Check each line of the listing below for the word "condition" and say how many lines have it. Nothing else should be written.

Structured figure records:
[start]

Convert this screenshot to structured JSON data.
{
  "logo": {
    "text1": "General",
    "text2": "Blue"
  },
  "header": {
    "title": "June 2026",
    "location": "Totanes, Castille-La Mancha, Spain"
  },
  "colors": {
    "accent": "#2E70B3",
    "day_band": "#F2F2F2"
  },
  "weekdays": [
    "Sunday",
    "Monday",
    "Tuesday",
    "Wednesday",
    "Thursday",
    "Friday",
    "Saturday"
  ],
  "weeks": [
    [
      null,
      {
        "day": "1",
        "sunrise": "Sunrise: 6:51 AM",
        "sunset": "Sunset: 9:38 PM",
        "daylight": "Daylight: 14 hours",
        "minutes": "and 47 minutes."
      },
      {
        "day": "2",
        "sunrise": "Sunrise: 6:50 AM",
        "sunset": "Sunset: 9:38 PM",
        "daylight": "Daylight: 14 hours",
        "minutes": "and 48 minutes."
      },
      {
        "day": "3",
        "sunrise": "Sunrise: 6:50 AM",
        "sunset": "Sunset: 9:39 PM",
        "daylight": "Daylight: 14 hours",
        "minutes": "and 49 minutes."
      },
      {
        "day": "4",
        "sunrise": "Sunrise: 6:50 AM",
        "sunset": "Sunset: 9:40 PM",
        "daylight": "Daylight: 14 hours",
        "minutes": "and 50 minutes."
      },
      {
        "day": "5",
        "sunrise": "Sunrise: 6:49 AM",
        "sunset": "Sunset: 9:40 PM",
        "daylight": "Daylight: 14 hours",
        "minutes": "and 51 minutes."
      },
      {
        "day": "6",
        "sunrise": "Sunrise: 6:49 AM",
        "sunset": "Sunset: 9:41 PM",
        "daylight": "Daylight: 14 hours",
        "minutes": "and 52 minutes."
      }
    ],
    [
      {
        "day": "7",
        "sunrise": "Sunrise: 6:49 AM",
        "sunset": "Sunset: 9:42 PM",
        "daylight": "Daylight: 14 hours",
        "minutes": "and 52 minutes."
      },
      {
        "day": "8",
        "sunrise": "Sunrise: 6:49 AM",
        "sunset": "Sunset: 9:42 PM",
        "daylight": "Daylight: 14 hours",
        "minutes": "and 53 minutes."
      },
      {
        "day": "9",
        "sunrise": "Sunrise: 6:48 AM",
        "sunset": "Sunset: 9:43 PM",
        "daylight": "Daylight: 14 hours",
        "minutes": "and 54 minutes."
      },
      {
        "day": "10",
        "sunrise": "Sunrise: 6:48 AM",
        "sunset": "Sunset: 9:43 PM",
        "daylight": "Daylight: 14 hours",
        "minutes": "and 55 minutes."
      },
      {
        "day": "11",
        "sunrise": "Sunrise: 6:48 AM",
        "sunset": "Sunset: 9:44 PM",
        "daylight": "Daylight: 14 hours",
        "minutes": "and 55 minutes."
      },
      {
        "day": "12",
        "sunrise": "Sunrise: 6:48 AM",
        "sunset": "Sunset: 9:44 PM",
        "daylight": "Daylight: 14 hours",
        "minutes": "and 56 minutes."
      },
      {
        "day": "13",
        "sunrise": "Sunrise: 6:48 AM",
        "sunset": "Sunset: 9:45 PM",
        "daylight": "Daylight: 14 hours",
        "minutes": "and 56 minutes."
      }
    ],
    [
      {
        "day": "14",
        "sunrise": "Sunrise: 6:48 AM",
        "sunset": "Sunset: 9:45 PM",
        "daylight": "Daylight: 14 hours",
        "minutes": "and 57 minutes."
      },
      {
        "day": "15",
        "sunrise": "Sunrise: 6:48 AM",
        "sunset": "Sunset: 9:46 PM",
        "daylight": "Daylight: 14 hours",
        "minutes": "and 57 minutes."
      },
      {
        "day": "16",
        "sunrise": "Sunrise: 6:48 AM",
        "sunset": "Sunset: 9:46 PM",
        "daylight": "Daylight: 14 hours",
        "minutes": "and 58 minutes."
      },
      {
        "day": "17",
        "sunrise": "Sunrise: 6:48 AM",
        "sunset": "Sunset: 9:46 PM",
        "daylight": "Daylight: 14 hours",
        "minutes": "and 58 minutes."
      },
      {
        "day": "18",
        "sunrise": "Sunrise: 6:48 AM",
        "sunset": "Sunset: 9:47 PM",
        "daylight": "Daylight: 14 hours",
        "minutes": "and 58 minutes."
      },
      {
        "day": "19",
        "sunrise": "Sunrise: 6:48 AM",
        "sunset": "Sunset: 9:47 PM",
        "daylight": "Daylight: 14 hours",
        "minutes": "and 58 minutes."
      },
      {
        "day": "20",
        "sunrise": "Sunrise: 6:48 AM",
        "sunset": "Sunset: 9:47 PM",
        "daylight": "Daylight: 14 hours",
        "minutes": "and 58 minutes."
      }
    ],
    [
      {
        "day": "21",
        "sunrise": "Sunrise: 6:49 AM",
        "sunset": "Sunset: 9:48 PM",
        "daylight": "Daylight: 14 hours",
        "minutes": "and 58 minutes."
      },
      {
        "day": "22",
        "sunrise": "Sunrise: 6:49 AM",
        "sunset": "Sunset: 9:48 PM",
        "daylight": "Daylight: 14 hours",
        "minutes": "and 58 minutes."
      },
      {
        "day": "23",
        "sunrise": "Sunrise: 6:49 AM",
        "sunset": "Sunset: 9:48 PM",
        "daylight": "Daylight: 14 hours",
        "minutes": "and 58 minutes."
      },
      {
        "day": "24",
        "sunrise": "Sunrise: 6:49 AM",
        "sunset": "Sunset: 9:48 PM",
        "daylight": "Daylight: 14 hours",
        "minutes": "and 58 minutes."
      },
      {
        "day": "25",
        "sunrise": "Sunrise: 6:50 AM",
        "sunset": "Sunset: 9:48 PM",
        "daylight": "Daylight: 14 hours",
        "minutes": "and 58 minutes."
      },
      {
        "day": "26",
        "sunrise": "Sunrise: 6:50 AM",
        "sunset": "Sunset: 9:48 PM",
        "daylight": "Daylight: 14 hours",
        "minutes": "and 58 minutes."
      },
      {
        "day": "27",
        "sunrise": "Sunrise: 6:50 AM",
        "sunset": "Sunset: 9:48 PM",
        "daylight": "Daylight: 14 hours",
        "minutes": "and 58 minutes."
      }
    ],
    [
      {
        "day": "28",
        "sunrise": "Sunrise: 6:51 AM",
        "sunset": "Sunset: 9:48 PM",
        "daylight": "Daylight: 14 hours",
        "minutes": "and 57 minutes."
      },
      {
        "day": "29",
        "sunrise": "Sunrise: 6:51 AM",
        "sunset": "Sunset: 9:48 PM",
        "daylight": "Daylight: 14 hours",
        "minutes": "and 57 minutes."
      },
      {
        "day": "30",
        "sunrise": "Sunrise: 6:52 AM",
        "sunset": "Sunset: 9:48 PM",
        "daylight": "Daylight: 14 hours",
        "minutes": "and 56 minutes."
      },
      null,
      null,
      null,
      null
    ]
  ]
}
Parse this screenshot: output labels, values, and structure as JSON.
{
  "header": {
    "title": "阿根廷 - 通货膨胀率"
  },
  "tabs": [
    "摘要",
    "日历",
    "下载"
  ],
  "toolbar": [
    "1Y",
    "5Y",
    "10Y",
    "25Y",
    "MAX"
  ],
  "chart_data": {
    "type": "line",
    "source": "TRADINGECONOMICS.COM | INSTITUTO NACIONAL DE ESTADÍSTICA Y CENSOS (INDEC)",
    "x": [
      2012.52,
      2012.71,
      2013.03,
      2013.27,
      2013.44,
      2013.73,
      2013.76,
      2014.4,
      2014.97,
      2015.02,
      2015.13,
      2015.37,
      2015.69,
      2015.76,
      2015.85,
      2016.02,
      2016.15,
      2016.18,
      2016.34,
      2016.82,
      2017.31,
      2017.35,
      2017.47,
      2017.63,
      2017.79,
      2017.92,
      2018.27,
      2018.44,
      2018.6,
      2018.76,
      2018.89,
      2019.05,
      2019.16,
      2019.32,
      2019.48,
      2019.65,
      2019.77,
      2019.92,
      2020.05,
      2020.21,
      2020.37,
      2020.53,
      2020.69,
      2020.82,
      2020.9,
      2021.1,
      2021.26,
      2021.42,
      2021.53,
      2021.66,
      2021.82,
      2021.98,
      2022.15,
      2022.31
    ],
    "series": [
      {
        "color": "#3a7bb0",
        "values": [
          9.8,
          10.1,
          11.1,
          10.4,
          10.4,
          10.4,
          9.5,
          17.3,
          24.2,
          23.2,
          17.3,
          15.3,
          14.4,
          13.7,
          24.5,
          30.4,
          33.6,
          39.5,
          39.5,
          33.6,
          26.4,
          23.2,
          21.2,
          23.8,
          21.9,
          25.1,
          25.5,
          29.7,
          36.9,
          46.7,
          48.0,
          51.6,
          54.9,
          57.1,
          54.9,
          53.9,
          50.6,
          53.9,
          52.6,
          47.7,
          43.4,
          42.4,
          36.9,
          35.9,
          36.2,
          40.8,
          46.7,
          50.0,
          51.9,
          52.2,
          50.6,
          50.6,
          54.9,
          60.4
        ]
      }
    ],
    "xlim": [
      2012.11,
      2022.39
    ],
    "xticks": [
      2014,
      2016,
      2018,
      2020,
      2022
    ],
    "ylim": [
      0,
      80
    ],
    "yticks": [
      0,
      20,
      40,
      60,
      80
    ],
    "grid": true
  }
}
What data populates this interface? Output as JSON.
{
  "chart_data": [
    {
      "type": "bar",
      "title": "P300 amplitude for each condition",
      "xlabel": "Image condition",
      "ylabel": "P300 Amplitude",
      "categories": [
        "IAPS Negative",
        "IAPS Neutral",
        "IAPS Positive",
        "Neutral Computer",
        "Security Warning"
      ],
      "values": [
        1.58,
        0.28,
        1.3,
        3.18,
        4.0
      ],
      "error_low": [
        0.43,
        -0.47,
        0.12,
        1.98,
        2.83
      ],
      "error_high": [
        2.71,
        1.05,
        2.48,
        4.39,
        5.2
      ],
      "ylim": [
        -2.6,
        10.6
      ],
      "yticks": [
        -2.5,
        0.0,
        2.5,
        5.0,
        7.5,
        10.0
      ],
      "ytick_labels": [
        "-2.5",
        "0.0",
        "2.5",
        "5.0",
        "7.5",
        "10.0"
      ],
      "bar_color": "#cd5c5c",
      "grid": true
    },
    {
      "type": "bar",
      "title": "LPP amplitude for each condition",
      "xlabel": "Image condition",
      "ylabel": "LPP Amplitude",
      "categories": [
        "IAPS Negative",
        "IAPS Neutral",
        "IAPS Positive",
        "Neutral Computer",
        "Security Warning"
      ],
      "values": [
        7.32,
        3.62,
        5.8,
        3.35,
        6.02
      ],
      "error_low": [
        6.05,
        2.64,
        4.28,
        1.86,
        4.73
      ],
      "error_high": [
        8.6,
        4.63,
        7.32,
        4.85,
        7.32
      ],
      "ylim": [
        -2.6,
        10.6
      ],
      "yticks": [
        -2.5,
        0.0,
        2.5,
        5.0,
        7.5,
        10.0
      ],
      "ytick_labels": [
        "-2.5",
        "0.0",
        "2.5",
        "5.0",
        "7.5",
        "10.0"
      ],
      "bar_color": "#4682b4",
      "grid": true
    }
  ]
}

[end]

CORRECT ANSWER >> 4